• Goal:
Every entry must be repeated exactly. Exclude all pictures.

• Input rows:
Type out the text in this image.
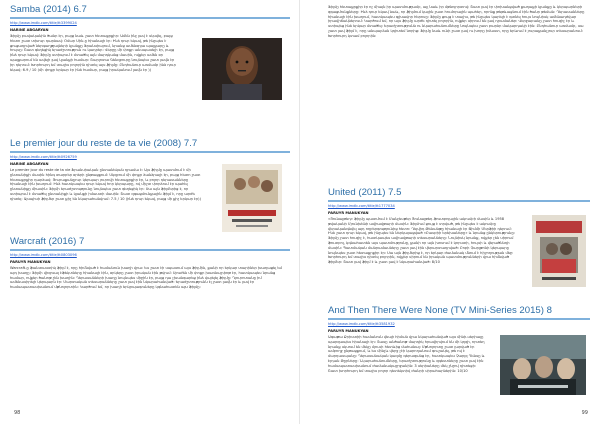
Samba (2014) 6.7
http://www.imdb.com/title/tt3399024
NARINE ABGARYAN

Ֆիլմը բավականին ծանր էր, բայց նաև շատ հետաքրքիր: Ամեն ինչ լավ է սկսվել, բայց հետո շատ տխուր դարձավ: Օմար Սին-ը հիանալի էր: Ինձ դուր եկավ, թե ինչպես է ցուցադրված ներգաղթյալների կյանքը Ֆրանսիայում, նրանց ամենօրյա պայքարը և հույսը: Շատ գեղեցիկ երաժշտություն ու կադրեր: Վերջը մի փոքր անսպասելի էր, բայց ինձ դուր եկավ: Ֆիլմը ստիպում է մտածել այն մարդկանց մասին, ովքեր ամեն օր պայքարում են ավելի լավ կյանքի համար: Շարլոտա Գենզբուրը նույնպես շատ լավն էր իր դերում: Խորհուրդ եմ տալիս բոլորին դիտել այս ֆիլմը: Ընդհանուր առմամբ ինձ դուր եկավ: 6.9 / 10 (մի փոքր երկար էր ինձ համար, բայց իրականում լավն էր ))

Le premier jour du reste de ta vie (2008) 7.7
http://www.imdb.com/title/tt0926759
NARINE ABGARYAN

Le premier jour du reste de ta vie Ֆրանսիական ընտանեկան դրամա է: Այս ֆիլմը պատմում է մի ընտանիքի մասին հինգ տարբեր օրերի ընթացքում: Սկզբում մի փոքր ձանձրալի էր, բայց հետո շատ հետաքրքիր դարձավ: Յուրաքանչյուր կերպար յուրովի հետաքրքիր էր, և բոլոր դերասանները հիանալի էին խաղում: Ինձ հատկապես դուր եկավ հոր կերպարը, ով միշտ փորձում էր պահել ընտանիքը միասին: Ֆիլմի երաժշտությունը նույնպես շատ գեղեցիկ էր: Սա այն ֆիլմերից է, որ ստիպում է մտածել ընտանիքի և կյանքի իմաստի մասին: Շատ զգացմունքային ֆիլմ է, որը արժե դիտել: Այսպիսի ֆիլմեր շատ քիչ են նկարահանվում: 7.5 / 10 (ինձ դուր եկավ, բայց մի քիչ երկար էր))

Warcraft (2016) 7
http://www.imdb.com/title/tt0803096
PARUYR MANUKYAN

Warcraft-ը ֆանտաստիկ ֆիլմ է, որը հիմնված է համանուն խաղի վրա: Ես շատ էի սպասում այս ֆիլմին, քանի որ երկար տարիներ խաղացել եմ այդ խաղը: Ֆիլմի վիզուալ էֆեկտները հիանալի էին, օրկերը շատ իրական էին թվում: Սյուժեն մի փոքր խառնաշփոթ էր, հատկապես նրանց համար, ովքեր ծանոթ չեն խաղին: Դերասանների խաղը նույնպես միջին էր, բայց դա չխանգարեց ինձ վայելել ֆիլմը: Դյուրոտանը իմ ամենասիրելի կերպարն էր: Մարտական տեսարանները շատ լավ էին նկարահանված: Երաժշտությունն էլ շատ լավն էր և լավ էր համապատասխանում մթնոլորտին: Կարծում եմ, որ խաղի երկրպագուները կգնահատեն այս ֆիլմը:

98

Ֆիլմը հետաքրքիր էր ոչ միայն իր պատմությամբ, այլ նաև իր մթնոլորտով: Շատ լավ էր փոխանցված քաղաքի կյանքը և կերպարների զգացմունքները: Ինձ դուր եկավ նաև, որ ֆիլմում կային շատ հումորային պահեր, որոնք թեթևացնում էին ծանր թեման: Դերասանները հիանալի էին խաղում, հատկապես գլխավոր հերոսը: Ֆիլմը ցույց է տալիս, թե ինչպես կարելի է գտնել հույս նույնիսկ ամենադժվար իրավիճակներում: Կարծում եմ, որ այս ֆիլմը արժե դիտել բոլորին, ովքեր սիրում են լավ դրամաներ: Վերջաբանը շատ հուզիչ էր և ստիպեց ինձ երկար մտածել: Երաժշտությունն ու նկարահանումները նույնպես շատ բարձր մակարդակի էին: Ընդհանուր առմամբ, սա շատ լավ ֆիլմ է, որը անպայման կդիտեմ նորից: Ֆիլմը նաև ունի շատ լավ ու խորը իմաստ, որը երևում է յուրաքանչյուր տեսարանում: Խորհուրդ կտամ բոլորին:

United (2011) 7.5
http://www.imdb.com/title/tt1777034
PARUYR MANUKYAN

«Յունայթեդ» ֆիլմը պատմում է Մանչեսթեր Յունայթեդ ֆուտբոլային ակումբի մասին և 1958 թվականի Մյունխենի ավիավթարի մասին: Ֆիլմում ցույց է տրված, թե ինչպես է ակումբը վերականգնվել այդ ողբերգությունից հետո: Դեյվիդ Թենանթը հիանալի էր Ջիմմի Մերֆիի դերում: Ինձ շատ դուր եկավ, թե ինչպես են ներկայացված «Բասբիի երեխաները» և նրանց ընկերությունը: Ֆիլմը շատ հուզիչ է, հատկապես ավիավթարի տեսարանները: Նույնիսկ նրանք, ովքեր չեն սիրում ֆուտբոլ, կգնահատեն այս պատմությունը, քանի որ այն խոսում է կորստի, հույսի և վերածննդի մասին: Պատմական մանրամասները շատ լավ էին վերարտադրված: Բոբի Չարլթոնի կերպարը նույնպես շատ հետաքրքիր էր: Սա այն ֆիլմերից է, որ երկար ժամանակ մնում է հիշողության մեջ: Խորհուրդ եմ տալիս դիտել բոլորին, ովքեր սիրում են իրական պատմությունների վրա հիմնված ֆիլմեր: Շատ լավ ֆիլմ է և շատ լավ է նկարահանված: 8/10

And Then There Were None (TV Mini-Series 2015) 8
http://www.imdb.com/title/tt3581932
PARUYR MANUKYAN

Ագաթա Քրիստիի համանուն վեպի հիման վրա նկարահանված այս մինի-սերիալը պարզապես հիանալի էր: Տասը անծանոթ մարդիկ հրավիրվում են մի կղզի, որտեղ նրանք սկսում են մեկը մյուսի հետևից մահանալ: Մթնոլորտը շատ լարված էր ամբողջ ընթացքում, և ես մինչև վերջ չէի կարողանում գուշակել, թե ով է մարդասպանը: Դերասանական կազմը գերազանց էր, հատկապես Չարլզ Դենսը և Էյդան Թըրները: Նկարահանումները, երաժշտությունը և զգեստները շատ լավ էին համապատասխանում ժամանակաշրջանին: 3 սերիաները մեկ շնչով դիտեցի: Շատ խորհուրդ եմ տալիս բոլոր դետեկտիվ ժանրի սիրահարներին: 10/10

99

• Output:
Type out the text in this image.
Samba (2014) 6.7
http://www.imdb.com/title/tt3399024
NARINE ABGARYAN

Ֆիլմը բավականին ծանր էր, բայց նաև շատ հետաքրքիր: Ամեն ինչ լավ է սկսվել, բայց հետո շատ տխուր դարձավ: Օմար Սին-ը հիանալի էր: Ինձ դուր եկավ, թե ինչպես է ցուցադրված ներգաղթյալների կյանքը Ֆրանսիայում, նրանց ամենօրյա պայքարը և հույսը: Շատ գեղեցիկ երաժշտություն ու կադրեր: Վերջը մի փոքր անսպասելի էր, բայց ինձ դուր եկավ: Ֆիլմը ստիպում է մտածել այն մարդկանց մասին, ովքեր ամեն օր պայքարում են ավելի լավ կյանքի համար: Շարլոտա Գենզբուրը նույնպես շատ լավն էր իր դերում: Խորհուրդ եմ տալիս բոլորին դիտել այս ֆիլմը: Ընդհանուր առմամբ ինձ դուր եկավ: 6.9 / 10 (մի փոքր երկար էր ինձ համար, բայց իրականում լավն էր ))

Le premier jour du reste de ta vie (2008) 7.7
http://www.imdb.com/title/tt0926759
NARINE ABGARYAN

Le premier jour du reste de ta vie Ֆրանսիական ընտանեկան դրամա է: Այս ֆիլմը պատմում է մի ընտանիքի մասին հինգ տարբեր օրերի ընթացքում: Սկզբում մի փոքր ձանձրալի էր, բայց հետո շատ հետաքրքիր դարձավ: Յուրաքանչյուր կերպար յուրովի հետաքրքիր էր, և բոլոր դերասանները հիանալի էին խաղում: Ինձ հատկապես դուր եկավ հոր կերպարը, ով միշտ փորձում էր պահել ընտանիքը միասին: Ֆիլմի երաժշտությունը նույնպես շատ գեղեցիկ էր: Սա այն ֆիլմերից է, որ ստիպում է մտածել ընտանիքի և կյանքի իմաստի մասին: Շատ զգացմունքային ֆիլմ է, որը արժե դիտել: Այսպիսի ֆիլմեր շատ քիչ են նկարահանվում: 7.5 / 10 (ինձ դուր եկավ, բայց մի քիչ երկար էր))

Warcraft (2016) 7
http://www.imdb.com/title/tt0803096
PARUYR MANUKYAN

Warcraft-ը ֆանտաստիկ ֆիլմ է, որը հիմնված է համանուն խաղի վրա: Ես շատ էի սպասում այս ֆիլմին, քանի որ երկար տարիներ խաղացել եմ այդ խաղը: Ֆիլմի վիզուալ էֆեկտները հիանալի էին, օրկերը շատ իրական էին թվում: Սյուժեն մի փոքր խառնաշփոթ էր, հատկապես նրանց համար, ովքեր ծանոթ չեն խաղին: Դերասանների խաղը նույնպես միջին էր, բայց դա չխանգարեց ինձ վայելել ֆիլմը: Դյուրոտանը իմ ամենասիրելի կերպարն էր: Մարտական տեսարանները շատ լավ էին նկարահանված: Երաժշտությունն էլ շատ լավն էր և լավ էր համապատասխանում մթնոլորտին: Կարծում եմ, որ խաղի երկրպագուները կգնահատեն այս ֆիլմը:

98

Ֆիլմը հետաքրքիր էր ոչ միայն իր պատմությամբ, այլ նաև իր մթնոլորտով: Շատ լավ էր փոխանցված քաղաքի կյանքը և կերպարների զգացմունքները: Ինձ դուր եկավ նաև, որ ֆիլմում կային շատ հումորային պահեր, որոնք թեթևացնում էին ծանր թեման: Դերասանները հիանալի էին խաղում, հատկապես գլխավոր հերոսը: Ֆիլմը ցույց է տալիս, թե ինչպես կարելի է գտնել հույս նույնիսկ ամենադժվար իրավիճակներում: Կարծում եմ, որ այս ֆիլմը արժե դիտել բոլորին, ովքեր սիրում են լավ դրամաներ: Վերջաբանը շատ հուզիչ էր և ստիպեց ինձ երկար մտածել: Երաժշտությունն ու նկարահանումները նույնպես շատ բարձր մակարդակի էին: Ընդհանուր առմամբ, սա շատ լավ ֆիլմ է, որը անպայման կդիտեմ նորից: Ֆիլմը նաև ունի շատ լավ ու խորը իմաստ, որը երևում է յուրաքանչյուր տեսարանում: Խորհուրդ կտամ բոլորին:

United (2011) 7.5
http://www.imdb.com/title/tt1777034
PARUYR MANUKYAN

«Յունայթեդ» ֆիլմը պատմում է Մանչեսթեր Յունայթեդ ֆուտբոլային ակումբի մասին և 1958 թվականի Մյունխենի ավիավթարի մասին: Ֆիլմում ցույց է տրված, թե ինչպես է ակումբը վերականգնվել այդ ողբերգությունից հետո: Դեյվիդ Թենանթը հիանալի էր Ջիմմի Մերֆիի դերում: Ինձ շատ դուր եկավ, թե ինչպես են ներկայացված «Բասբիի երեխաները» և նրանց ընկերությունը: Ֆիլմը շատ հուզիչ է, հատկապես ավիավթարի տեսարանները: Նույնիսկ նրանք, ովքեր չեն սիրում ֆուտբոլ, կգնահատեն այս պատմությունը, քանի որ այն խոսում է կորստի, հույսի և վերածննդի մասին: Պատմական մանրամասները շատ լավ էին վերարտադրված: Բոբի Չարլթոնի կերպարը նույնպես շատ հետաքրքիր էր: Սա այն ֆիլմերից է, որ երկար ժամանակ մնում է հիշողության մեջ: Խորհուրդ եմ տալիս դիտել բոլորին, ովքեր սիրում են իրական պատմությունների վրա հիմնված ֆիլմեր: Շատ լավ ֆիլմ է և շատ լավ է նկարահանված: 8/10

And Then There Were None (TV Mini-Series 2015) 8
http://www.imdb.com/title/tt3581932
PARUYR MANUKYAN

Ագաթա Քրիստիի համանուն վեպի հիման վրա նկարահանված այս մինի-սերիալը պարզապես հիանալի էր: Տասը անծանոթ մարդիկ հրավիրվում են մի կղզի, որտեղ նրանք սկսում են մեկը մյուսի հետևից մահանալ: Մթնոլորտը շատ լարված էր ամբողջ ընթացքում, և ես մինչև վերջ չէի կարողանում գուշակել, թե ով է մարդասպանը: Դերասանական կազմը գերազանց էր, հատկապես Չարլզ Դենսը և Էյդան Թըրները: Նկարահանումները, երաժշտությունը և զգեստները շատ լավ էին համապատասխանում ժամանակաշրջանին: 3 սերիաները մեկ շնչով դիտեցի: Շատ խորհուրդ եմ տալիս բոլոր դետեկտիվ ժանրի սիրահարներին: 10/10

99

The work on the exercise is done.